▸ Record set:
..............................
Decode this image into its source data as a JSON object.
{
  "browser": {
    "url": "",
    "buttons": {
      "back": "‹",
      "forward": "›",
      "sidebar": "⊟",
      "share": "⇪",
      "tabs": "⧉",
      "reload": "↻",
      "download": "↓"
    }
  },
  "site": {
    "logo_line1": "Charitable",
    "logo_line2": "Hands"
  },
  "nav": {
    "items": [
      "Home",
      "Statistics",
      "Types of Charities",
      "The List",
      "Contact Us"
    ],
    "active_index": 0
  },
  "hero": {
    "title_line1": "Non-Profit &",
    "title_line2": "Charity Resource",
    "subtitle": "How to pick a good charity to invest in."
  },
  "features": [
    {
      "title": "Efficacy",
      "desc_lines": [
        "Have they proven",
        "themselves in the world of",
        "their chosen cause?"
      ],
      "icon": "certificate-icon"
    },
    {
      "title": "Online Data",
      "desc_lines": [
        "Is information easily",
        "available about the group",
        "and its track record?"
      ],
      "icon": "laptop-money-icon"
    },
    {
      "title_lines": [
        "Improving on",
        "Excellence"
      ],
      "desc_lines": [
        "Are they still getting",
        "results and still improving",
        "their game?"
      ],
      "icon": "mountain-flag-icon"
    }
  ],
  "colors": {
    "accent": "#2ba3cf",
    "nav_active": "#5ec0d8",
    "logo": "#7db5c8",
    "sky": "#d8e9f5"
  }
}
..............................
▸ Directions: Repeat every line of the records above exactly.

▸ Task response:
Decode this image into its source data as a JSON object.
{
  "browser": {
    "url": "",
    "buttons": {
      "back": "‹",
      "forward": "›",
      "sidebar": "⊟",
      "share": "⇪",
      "tabs": "⧉",
      "reload": "↻",
      "download": "↓"
    }
  },
  "site": {
    "logo_line1": "Charitable",
    "logo_line2": "Hands"
  },
  "nav": {
    "items": [
      "Home",
      "Statistics",
      "Types of Charities",
      "The List",
      "Contact Us"
    ],
    "active_index": 0
  },
  "hero": {
    "title_line1": "Non-Profit &",
    "title_line2": "Charity Resource",
    "subtitle": "How to pick a good charity to invest in."
  },
  "features": [
    {
      "title": "Efficacy",
      "desc_lines": [
        "Have they proven",
        "themselves in the world of",
        "their chosen cause?"
      ],
      "icon": "certificate-icon"
    },
    {
      "title": "Online Data",
      "desc_lines": [
        "Is information easily",
        "available about the group",
        "and its track record?"
      ],
      "icon": "laptop-money-icon"
    },
    {
      "title_lines": [
        "Improving on",
        "Excellence"
      ],
      "desc_lines": [
        "Are they still getting",
        "results and still improving",
        "their game?"
      ],
      "icon": "mountain-flag-icon"
    }
  ],
  "colors": {
    "accent": "#2ba3cf",
    "nav_active": "#5ec0d8",
    "logo": "#7db5c8",
    "sky": "#d8e9f5"
  }
}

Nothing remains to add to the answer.